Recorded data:
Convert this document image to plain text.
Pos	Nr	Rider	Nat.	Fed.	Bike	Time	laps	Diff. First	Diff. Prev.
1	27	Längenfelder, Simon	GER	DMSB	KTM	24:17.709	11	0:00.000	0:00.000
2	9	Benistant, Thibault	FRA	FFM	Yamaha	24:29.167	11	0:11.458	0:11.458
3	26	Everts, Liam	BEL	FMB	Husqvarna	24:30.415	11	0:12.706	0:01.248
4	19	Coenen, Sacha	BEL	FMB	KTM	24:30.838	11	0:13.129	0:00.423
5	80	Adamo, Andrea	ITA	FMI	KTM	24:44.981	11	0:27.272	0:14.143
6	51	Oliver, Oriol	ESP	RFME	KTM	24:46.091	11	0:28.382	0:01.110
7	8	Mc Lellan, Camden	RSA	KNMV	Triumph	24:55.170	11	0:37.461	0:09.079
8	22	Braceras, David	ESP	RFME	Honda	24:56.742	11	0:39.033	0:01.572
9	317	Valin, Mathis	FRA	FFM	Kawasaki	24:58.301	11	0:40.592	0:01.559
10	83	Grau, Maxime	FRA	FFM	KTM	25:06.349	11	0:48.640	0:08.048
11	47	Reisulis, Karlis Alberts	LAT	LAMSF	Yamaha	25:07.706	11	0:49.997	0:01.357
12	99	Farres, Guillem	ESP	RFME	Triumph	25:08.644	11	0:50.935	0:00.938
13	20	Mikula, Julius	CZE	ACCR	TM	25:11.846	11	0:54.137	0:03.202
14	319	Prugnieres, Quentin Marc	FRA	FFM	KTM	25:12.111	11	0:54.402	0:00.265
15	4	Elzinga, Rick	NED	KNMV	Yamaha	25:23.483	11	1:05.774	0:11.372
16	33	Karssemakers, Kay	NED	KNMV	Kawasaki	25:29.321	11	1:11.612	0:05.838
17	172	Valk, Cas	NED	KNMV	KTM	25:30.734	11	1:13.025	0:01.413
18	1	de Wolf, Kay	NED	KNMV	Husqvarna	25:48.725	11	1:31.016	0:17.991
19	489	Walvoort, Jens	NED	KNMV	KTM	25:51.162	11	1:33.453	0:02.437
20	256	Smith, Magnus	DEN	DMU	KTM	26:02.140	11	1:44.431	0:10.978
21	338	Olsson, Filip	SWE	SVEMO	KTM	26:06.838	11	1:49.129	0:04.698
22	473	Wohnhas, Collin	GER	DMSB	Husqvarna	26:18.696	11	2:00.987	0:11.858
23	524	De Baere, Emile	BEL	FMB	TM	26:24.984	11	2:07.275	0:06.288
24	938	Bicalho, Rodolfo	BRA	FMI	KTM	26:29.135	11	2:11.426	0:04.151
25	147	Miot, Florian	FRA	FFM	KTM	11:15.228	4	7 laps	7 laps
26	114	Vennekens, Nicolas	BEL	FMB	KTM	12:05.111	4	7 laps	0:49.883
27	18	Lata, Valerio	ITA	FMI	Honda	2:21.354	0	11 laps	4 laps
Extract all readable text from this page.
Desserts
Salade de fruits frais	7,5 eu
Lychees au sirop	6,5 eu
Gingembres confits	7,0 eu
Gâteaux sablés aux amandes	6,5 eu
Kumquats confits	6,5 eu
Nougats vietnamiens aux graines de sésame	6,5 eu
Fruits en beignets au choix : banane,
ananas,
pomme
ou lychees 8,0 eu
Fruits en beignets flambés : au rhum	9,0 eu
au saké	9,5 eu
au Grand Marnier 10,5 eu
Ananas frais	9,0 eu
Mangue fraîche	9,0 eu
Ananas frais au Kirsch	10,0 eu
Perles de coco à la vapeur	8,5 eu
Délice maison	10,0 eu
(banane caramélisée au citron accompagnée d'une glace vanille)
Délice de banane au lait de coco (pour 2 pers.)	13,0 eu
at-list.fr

Work to complete: Retype each record exactly, leaving nothing out.

Completed exercise:
Convert this document image to plain text.
Pos	Nr	Rider	Nat.	Fed.	Bike	Time	laps	Diff. First	Diff. Prev.
1	27	Längenfelder, Simon	GER	DMSB	KTM	24:17.709	11	0:00.000	0:00.000
2	9	Benistant, Thibault	FRA	FFM	Yamaha	24:29.167	11	0:11.458	0:11.458
3	26	Everts, Liam	BEL	FMB	Husqvarna	24:30.415	11	0:12.706	0:01.248
4	19	Coenen, Sacha	BEL	FMB	KTM	24:30.838	11	0:13.129	0:00.423
5	80	Adamo, Andrea	ITA	FMI	KTM	24:44.981	11	0:27.272	0:14.143
6	51	Oliver, Oriol	ESP	RFME	KTM	24:46.091	11	0:28.382	0:01.110
7	8	Mc Lellan, Camden	RSA	KNMV	Triumph	24:55.170	11	0:37.461	0:09.079
8	22	Braceras, David	ESP	RFME	Honda	24:56.742	11	0:39.033	0:01.572
9	317	Valin, Mathis	FRA	FFM	Kawasaki	24:58.301	11	0:40.592	0:01.559
10	83	Grau, Maxime	FRA	FFM	KTM	25:06.349	11	0:48.640	0:08.048
11	47	Reisulis, Karlis Alberts	LAT	LAMSF	Yamaha	25:07.706	11	0:49.997	0:01.357
12	99	Farres, Guillem	ESP	RFME	Triumph	25:08.644	11	0:50.935	0:00.938
13	20	Mikula, Julius	CZE	ACCR	TM	25:11.846	11	0:54.137	0:03.202
14	319	Prugnieres, Quentin Marc	FRA	FFM	KTM	25:12.111	11	0:54.402	0:00.265
15	4	Elzinga, Rick	NED	KNMV	Yamaha	25:23.483	11	1:05.774	0:11.372
16	33	Karssemakers, Kay	NED	KNMV	Kawasaki	25:29.321	11	1:11.612	0:05.838
17	172	Valk, Cas	NED	KNMV	KTM	25:30.734	11	1:13.025	0:01.413
18	1	de Wolf, Kay	NED	KNMV	Husqvarna	25:48.725	11	1:31.016	0:17.991
19	489	Walvoort, Jens	NED	KNMV	KTM	25:51.162	11	1:33.453	0:02.437
20	256	Smith, Magnus	DEN	DMU	KTM	26:02.140	11	1:44.431	0:10.978
21	338	Olsson, Filip	SWE	SVEMO	KTM	26:06.838	11	1:49.129	0:04.698
22	473	Wohnhas, Collin	GER	DMSB	Husqvarna	26:18.696	11	2:00.987	0:11.858
23	524	De Baere, Emile	BEL	FMB	TM	26:24.984	11	2:07.275	0:06.288
24	938	Bicalho, Rodolfo	BRA	FMI	KTM	26:29.135	11	2:11.426	0:04.151
25	147	Miot, Florian	FRA	FFM	KTM	11:15.228	4	7 laps	7 laps
26	114	Vennekens, Nicolas	BEL	FMB	KTM	12:05.111	4	7 laps	0:49.883
27	18	Lata, Valerio	ITA	FMI	Honda	2:21.354	0	11 laps	4 laps
Extract all readable text from this page.
Desserts
Salade de fruits frais	7,5 eu
Lychees au sirop	6,5 eu
Gingembres confits	7,0 eu
Gâteaux sablés aux amandes	6,5 eu
Kumquats confits	6,5 eu
Nougats vietnamiens aux graines de sésame	6,5 eu
Fruits en beignets au choix : banane,
ananas,
pomme
ou lychees 8,0 eu
Fruits en beignets flambés : au rhum	9,0 eu
au saké	9,5 eu
au Grand Marnier 10,5 eu
Ananas frais	9,0 eu
Mangue fraîche	9,0 eu
Ananas frais au Kirsch	10,0 eu
Perles de coco à la vapeur	8,5 eu
Délice maison	10,0 eu
(banane caramélisée au citron accompagnée d'une glace vanille)
Délice de banane au lait de coco (pour 2 pers.)	13,0 eu
at-list.fr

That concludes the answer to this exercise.